Records that describe figures
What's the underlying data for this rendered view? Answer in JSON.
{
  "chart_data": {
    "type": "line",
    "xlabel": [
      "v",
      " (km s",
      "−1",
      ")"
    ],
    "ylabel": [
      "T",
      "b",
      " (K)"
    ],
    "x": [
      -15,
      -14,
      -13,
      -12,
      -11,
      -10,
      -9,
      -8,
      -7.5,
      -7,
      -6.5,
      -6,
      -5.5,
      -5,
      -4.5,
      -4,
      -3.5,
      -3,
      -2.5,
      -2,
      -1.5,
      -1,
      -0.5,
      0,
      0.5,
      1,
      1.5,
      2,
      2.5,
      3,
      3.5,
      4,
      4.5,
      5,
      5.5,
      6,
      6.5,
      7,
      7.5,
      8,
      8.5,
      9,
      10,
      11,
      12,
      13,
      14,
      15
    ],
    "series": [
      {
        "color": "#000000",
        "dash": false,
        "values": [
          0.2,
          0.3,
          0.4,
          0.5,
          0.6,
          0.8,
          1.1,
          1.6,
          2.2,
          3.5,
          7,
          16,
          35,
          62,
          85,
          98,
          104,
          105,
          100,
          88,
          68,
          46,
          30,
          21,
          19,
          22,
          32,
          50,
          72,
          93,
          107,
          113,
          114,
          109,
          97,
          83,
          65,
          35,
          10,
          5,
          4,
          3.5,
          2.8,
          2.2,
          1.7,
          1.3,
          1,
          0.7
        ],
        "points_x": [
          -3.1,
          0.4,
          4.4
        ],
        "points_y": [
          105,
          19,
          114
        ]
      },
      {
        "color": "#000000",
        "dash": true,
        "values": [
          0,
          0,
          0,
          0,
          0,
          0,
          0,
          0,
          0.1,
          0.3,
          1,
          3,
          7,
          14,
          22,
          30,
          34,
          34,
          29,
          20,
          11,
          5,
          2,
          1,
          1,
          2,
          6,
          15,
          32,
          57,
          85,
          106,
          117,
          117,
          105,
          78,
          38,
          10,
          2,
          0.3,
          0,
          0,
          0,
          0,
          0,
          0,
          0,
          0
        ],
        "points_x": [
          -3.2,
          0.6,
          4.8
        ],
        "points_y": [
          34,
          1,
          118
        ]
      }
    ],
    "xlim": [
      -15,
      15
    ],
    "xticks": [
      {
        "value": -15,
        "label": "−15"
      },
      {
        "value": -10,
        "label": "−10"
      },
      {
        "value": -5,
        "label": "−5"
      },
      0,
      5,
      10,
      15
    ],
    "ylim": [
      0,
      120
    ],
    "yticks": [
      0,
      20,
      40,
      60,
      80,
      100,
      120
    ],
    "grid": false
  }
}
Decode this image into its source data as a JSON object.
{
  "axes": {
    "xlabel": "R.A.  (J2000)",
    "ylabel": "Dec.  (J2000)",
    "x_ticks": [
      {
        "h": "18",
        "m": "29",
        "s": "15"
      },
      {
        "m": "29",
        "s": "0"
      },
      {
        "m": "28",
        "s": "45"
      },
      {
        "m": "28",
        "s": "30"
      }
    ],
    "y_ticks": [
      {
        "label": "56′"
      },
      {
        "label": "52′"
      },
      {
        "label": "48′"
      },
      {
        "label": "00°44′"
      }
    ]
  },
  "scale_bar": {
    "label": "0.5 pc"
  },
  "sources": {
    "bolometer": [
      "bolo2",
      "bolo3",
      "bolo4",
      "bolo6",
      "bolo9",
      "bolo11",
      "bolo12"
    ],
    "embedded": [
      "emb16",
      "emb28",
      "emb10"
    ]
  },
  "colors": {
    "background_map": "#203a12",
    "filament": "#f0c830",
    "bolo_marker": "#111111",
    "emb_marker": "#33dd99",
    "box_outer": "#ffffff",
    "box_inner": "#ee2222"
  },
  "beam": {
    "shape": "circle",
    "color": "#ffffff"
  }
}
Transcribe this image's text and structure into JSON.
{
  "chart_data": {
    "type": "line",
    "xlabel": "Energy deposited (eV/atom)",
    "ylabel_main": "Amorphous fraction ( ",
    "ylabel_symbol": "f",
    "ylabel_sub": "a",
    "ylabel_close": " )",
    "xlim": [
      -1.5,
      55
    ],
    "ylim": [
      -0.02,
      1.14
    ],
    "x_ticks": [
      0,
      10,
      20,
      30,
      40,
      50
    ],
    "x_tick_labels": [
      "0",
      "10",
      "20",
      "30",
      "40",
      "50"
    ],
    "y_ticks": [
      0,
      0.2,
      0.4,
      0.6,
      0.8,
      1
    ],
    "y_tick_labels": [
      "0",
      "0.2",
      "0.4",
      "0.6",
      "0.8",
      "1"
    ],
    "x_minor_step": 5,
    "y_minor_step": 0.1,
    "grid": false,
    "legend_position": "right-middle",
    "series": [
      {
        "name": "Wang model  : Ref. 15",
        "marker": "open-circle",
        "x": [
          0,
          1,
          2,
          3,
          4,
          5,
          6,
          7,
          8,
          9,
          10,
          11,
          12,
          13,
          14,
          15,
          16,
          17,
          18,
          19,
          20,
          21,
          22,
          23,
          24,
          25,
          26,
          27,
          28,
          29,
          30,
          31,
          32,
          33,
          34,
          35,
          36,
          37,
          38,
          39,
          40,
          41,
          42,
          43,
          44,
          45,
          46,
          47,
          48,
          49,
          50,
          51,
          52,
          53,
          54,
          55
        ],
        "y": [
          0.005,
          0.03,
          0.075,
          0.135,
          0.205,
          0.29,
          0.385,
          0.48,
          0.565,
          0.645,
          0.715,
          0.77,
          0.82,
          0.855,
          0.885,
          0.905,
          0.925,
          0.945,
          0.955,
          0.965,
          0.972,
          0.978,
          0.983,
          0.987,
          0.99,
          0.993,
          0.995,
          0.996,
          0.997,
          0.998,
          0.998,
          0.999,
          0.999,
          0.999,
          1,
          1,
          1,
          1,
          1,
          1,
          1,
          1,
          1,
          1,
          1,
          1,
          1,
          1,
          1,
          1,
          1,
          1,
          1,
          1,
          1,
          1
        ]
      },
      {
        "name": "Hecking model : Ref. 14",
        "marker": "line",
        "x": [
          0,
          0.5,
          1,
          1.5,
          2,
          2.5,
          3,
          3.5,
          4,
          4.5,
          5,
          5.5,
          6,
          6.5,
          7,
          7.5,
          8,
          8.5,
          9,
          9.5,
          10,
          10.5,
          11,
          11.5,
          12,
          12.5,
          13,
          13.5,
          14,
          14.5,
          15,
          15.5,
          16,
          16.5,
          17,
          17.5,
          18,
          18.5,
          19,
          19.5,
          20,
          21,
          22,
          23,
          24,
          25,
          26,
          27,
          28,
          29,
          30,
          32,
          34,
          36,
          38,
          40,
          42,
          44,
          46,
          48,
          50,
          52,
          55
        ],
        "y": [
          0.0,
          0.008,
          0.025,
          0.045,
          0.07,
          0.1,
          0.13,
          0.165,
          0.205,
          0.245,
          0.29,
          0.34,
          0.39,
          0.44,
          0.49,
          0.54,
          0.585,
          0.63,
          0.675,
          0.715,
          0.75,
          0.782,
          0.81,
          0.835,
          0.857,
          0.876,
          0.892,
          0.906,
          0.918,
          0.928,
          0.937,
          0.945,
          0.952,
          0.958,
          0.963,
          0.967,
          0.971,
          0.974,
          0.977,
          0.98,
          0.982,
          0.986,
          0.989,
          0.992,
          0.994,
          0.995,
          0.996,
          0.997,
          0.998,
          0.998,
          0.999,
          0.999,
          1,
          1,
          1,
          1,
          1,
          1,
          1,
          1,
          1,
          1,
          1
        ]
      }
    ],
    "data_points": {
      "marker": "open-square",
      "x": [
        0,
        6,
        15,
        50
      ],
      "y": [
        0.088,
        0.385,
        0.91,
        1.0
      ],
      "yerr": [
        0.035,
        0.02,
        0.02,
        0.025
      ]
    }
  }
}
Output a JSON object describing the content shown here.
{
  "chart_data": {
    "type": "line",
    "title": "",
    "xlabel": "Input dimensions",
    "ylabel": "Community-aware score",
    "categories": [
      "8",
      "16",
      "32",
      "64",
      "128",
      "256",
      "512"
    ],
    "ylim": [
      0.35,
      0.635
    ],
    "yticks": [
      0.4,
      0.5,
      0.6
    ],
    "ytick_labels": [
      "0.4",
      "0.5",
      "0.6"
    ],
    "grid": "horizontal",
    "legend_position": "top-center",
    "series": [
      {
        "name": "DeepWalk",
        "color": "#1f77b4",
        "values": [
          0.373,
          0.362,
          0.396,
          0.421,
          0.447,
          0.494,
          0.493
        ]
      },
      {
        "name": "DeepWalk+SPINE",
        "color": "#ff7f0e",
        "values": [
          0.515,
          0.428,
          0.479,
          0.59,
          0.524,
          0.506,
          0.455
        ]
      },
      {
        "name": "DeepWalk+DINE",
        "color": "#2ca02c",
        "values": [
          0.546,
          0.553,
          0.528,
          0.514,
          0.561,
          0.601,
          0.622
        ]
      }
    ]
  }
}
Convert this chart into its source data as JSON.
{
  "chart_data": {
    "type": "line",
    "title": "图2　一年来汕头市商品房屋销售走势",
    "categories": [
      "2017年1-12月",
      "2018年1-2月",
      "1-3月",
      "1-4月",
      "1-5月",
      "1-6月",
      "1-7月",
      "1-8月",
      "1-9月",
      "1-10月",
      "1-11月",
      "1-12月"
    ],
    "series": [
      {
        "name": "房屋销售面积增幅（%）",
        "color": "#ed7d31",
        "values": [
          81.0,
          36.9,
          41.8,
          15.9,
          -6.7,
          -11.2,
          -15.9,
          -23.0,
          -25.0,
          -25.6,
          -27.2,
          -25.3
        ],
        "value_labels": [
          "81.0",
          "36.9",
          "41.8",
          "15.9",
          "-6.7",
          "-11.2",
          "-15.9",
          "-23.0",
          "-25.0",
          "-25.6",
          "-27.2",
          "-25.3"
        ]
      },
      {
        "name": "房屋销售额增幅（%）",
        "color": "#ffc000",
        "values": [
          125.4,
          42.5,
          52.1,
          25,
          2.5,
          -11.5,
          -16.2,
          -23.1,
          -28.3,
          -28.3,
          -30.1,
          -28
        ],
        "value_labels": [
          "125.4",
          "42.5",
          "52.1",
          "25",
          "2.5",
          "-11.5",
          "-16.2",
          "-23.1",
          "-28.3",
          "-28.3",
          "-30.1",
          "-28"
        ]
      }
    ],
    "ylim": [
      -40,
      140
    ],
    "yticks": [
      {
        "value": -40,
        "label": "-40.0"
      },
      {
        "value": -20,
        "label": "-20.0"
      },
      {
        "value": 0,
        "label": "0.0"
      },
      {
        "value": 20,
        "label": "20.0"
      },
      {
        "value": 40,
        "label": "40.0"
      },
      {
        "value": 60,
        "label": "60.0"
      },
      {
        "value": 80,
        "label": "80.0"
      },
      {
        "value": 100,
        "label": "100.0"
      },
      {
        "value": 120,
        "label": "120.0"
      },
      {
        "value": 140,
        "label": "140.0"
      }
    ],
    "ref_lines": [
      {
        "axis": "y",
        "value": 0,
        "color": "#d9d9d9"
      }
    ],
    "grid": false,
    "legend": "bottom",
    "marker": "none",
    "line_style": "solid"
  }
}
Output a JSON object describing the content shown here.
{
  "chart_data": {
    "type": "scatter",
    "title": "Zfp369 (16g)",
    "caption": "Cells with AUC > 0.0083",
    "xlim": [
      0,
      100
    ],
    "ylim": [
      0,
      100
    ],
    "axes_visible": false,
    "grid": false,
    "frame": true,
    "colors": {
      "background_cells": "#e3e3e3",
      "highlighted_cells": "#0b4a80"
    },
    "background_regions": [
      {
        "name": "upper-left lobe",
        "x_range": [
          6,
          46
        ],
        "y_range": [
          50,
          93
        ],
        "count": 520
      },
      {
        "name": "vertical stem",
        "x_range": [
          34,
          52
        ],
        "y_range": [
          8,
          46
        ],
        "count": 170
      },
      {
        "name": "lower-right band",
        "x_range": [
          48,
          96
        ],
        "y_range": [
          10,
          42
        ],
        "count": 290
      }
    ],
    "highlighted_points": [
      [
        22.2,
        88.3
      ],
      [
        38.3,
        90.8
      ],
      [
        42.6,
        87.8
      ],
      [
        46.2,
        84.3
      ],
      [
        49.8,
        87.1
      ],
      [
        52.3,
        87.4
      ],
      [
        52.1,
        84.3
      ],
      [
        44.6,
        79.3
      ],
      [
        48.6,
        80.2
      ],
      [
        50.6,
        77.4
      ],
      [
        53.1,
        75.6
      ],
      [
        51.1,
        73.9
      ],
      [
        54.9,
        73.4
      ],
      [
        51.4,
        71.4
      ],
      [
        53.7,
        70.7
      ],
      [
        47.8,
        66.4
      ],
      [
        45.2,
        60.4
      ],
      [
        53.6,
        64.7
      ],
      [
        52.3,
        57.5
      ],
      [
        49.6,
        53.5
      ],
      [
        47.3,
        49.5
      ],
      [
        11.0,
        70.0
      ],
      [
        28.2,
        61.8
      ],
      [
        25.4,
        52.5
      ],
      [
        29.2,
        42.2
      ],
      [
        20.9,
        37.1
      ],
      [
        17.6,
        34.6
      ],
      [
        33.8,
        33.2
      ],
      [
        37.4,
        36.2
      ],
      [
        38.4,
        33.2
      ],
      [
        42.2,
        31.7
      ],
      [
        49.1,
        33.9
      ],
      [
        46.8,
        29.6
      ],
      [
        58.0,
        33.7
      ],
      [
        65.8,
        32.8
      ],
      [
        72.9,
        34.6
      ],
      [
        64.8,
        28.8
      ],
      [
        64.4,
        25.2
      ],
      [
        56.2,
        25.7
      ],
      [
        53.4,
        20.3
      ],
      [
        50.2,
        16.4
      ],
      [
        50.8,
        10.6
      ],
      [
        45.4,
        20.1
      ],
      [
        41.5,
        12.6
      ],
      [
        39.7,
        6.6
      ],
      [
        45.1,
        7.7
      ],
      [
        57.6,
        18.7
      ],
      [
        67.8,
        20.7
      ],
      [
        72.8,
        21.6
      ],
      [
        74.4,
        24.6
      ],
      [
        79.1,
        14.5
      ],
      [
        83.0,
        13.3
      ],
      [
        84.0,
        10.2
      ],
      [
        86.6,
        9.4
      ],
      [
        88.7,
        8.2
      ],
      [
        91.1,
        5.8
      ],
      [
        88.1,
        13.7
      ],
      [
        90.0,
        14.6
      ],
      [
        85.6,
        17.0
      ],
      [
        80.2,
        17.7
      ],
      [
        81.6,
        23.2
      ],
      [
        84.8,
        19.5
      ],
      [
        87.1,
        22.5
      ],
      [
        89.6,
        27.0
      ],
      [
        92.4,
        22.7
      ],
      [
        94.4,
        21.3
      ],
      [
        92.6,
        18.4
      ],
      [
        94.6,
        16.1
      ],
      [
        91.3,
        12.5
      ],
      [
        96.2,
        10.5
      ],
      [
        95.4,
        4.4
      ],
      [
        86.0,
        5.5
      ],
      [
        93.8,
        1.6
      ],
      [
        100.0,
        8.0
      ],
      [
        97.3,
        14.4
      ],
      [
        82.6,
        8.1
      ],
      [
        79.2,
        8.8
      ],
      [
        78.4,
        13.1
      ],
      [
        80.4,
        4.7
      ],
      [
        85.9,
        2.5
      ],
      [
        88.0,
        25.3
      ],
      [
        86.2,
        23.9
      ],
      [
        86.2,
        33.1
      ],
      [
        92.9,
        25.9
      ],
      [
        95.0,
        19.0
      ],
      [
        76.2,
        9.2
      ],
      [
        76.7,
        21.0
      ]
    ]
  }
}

_WHAT TO DO_.
Search the records for the word "open". Copy every line that has it.

_SOLUTION TO THIS PROBLEM_.
        "marker": "open-circle",
      "marker": "open-square",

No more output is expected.